━━━━━ EXCERPTED RECORDS ━━━━━

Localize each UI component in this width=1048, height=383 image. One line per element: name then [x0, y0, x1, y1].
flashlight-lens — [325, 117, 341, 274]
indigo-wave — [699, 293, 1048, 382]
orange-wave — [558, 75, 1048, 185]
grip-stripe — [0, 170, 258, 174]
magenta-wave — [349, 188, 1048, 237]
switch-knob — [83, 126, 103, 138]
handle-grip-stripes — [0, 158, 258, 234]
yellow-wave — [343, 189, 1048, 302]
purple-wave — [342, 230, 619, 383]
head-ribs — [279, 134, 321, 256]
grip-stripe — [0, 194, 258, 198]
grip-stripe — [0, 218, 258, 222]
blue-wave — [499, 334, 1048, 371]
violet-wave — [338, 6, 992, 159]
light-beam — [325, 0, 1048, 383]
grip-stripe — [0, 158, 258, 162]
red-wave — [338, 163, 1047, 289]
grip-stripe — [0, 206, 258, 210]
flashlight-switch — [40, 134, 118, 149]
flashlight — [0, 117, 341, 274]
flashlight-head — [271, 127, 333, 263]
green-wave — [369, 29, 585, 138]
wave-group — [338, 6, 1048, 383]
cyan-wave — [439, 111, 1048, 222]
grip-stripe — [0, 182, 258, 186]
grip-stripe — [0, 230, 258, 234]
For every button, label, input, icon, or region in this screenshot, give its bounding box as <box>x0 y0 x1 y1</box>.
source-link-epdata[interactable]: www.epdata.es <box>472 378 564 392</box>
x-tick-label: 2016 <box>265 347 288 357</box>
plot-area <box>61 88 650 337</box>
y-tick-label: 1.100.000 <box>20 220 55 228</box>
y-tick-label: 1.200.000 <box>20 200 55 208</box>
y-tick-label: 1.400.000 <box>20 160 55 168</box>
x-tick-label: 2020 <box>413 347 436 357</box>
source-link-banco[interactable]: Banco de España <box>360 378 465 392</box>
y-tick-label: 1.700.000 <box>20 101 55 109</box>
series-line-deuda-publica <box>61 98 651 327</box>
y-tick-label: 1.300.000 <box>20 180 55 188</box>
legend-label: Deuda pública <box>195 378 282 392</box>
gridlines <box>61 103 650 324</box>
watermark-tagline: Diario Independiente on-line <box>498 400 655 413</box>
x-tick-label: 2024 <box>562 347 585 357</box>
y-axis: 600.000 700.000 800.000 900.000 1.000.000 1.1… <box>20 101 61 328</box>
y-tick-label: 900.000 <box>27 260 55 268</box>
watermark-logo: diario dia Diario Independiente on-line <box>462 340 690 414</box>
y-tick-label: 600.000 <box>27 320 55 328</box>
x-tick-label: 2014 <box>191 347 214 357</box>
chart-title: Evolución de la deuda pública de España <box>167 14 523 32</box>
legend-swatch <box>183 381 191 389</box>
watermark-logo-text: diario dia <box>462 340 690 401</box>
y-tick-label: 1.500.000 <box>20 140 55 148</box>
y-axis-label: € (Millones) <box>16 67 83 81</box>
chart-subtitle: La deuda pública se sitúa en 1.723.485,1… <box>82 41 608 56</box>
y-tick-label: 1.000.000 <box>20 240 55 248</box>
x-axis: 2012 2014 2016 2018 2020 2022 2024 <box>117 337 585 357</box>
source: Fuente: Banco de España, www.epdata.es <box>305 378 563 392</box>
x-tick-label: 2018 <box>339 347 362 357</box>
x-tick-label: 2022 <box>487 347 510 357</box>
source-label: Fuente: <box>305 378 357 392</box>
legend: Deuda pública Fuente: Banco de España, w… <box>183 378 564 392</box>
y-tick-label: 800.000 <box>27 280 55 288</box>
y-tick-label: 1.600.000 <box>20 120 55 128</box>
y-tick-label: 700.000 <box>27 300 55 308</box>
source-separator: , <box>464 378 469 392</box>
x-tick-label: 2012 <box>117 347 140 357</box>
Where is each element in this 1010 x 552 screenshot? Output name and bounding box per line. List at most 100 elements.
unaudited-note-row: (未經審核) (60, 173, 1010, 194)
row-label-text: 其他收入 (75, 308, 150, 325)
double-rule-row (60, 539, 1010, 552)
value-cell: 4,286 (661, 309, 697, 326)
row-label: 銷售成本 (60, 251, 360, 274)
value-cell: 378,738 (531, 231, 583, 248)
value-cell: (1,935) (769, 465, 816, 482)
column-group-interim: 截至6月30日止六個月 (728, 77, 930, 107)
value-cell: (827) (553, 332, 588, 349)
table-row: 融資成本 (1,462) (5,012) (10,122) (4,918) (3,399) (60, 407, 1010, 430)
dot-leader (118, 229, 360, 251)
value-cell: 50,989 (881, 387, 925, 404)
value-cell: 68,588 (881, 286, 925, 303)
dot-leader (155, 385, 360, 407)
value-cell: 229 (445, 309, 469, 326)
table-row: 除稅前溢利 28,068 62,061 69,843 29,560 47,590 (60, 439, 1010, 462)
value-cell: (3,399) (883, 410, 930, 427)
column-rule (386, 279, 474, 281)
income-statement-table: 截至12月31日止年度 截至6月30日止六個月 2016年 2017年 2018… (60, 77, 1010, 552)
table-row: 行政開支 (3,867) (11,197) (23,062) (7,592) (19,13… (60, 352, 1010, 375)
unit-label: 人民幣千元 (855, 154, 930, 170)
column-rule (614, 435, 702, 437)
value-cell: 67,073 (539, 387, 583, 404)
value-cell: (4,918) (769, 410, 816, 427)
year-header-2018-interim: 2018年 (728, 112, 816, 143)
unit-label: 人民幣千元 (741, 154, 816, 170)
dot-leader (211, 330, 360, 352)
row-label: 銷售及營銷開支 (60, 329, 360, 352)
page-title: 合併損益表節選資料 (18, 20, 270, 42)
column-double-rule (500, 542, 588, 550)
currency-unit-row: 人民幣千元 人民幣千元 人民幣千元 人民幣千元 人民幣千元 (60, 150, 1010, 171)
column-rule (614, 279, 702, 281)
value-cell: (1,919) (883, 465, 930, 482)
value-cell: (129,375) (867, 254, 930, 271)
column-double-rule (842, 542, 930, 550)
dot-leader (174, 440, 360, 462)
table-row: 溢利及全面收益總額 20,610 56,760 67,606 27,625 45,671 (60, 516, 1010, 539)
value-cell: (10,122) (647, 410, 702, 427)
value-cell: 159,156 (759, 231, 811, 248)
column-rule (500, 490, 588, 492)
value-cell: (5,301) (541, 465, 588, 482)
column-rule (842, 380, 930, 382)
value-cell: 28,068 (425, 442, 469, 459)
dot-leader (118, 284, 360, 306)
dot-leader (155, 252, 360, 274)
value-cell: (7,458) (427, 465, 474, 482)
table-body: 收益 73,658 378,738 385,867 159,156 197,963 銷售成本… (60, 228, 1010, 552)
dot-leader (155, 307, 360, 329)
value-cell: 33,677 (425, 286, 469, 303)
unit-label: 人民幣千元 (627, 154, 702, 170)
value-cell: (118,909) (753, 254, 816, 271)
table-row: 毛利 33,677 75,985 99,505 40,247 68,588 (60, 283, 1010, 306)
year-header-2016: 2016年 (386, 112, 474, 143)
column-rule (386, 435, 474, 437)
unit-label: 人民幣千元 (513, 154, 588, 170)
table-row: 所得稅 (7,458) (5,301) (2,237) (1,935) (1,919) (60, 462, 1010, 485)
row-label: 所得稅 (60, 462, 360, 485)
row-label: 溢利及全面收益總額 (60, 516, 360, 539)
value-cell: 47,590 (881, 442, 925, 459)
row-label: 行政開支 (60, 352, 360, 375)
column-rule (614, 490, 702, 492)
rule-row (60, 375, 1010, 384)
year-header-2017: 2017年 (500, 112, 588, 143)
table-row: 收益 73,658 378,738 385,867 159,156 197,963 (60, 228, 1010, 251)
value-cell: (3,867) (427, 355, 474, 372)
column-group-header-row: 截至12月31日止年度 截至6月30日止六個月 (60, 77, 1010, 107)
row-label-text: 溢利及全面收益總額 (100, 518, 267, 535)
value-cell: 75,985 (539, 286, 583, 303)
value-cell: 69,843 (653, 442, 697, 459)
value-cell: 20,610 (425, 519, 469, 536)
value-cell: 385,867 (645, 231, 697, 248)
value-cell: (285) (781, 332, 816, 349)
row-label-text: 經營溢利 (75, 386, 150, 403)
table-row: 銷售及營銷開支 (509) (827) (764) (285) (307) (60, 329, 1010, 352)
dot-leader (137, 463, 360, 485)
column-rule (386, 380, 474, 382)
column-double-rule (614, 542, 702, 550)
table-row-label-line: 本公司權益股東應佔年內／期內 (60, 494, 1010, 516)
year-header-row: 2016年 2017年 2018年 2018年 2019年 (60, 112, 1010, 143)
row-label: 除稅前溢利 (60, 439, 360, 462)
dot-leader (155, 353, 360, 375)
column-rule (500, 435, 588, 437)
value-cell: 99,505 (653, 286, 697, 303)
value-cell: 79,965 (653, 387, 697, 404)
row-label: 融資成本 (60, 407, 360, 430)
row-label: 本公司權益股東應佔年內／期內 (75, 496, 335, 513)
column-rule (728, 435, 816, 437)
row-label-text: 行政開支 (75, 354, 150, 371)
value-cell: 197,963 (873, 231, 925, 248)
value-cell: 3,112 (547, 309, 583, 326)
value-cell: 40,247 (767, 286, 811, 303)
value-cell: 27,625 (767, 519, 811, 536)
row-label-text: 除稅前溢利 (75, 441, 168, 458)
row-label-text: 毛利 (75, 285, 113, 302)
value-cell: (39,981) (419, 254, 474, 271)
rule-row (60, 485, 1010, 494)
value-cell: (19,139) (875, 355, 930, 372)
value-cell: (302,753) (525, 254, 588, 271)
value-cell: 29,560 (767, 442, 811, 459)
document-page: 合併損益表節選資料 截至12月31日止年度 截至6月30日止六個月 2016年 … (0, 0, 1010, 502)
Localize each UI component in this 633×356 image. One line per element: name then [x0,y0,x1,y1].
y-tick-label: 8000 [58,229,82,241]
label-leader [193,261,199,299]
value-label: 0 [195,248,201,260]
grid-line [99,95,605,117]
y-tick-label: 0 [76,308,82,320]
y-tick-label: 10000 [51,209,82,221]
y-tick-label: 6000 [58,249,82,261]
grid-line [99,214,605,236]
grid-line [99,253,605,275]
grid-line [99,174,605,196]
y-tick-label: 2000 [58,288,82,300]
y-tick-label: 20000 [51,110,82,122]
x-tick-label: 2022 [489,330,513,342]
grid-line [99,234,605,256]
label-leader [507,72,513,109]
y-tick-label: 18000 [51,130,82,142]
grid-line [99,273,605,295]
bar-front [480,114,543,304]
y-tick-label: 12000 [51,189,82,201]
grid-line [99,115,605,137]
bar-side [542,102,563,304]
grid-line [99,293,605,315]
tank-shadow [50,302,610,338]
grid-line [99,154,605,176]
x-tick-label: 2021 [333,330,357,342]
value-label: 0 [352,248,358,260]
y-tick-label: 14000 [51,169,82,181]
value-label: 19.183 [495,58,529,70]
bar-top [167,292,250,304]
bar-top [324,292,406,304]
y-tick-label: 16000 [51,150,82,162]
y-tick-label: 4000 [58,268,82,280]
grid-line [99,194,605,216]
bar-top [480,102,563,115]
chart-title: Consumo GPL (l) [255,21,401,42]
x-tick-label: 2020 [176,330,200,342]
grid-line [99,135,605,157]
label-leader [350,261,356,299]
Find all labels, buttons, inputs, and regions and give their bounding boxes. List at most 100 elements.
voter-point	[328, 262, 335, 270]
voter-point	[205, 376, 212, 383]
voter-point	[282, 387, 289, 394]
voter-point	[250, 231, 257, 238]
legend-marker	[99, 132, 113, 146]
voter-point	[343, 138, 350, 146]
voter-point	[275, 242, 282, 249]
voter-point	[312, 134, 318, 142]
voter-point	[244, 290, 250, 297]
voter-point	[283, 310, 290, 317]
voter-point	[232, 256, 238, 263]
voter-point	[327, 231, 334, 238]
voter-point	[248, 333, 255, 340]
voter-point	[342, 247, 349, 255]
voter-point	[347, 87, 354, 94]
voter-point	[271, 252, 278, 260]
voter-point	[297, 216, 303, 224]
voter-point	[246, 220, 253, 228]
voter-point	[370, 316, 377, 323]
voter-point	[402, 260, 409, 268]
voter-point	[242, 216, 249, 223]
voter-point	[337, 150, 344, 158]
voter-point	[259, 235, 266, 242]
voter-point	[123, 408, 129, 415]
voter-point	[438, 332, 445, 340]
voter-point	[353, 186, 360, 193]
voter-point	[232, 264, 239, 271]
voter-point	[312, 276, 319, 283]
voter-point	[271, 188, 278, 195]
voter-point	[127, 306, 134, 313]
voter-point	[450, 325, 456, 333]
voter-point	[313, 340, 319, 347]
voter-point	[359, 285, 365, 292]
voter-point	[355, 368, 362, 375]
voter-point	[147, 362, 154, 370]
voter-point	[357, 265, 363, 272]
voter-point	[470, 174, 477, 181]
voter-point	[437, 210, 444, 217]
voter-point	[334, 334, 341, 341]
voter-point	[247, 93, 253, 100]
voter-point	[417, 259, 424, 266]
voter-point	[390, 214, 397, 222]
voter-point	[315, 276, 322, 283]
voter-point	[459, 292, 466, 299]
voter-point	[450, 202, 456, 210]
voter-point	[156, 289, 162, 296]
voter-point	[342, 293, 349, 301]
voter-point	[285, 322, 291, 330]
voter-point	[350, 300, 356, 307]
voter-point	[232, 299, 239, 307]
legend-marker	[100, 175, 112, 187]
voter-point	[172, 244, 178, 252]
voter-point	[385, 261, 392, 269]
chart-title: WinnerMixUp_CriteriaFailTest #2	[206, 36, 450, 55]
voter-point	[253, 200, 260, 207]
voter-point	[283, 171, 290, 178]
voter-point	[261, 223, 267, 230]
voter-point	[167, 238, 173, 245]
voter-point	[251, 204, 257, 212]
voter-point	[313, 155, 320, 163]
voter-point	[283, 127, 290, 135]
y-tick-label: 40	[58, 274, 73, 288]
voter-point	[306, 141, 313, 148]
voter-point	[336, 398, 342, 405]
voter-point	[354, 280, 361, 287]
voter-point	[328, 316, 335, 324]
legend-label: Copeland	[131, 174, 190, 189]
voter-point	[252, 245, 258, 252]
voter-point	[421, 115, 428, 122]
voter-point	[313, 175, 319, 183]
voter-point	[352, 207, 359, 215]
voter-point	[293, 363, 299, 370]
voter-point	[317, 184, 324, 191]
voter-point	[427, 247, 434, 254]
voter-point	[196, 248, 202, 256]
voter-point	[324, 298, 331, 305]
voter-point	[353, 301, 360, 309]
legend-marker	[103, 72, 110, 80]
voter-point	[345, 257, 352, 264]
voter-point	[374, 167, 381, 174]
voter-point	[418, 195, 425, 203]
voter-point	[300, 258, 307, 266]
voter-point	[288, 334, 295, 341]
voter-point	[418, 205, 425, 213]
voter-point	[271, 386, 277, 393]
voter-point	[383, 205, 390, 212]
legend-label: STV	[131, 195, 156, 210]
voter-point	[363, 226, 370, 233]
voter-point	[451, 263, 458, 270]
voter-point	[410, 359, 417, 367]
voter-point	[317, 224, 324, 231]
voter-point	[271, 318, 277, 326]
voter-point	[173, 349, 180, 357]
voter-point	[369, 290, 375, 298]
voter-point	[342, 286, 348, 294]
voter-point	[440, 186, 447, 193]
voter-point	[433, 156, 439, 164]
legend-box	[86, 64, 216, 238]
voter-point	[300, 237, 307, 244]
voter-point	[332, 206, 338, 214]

━━━━━

**PROBLEM DETAILS:**
Reproduce verbatim the lines from the start of the records through the line containing "y-tick-label: 900.000 <box>27", with both ends included.

**THE ANSWER:**
Localize each UI component in this width=1048, height=383 image. One line per element: name then [x0, y0, x1, y1].
flashlight-lens — [325, 117, 341, 274]
indigo-wave — [699, 293, 1048, 382]
orange-wave — [558, 75, 1048, 185]
grip-stripe — [0, 170, 258, 174]
magenta-wave — [349, 188, 1048, 237]
switch-knob — [83, 126, 103, 138]
handle-grip-stripes — [0, 158, 258, 234]
yellow-wave — [343, 189, 1048, 302]
purple-wave — [342, 230, 619, 383]
head-ribs — [279, 134, 321, 256]
grip-stripe — [0, 194, 258, 198]
grip-stripe — [0, 218, 258, 222]
blue-wave — [499, 334, 1048, 371]
violet-wave — [338, 6, 992, 159]
light-beam — [325, 0, 1048, 383]
grip-stripe — [0, 158, 258, 162]
red-wave — [338, 163, 1047, 289]
grip-stripe — [0, 206, 258, 210]
flashlight-switch — [40, 134, 118, 149]
flashlight — [0, 117, 341, 274]
flashlight-head — [271, 127, 333, 263]
green-wave — [369, 29, 585, 138]
wave-group — [338, 6, 1048, 383]
cyan-wave — [439, 111, 1048, 222]
grip-stripe — [0, 182, 258, 186]
grip-stripe — [0, 230, 258, 234]
For every button, label, input, icon, or region in this screenshot, give its bounding box as <box>x0 y0 x1 y1</box>.
source-link-epdata[interactable]: www.epdata.es <box>472 378 564 392</box>
x-tick-label: 2016 <box>265 347 288 357</box>
plot-area <box>61 88 650 337</box>
y-tick-label: 1.100.000 <box>20 220 55 228</box>
y-tick-label: 1.200.000 <box>20 200 55 208</box>
y-tick-label: 1.400.000 <box>20 160 55 168</box>
x-tick-label: 2020 <box>413 347 436 357</box>
source-link-banco[interactable]: Banco de España <box>360 378 465 392</box>
y-tick-label: 1.700.000 <box>20 101 55 109</box>
series-line-deuda-publica <box>61 98 651 327</box>
y-tick-label: 1.300.000 <box>20 180 55 188</box>
legend-label: Deuda pública <box>195 378 282 392</box>
gridlines <box>61 103 650 324</box>
watermark-tagline: Diario Independiente on-line <box>498 400 655 413</box>
x-tick-label: 2024 <box>562 347 585 357</box>
y-axis: 600.000 700.000 800.000 900.000 1.000.000 1.1… <box>20 101 61 328</box>
y-tick-label: 900.000 <box>27 260 55 268</box>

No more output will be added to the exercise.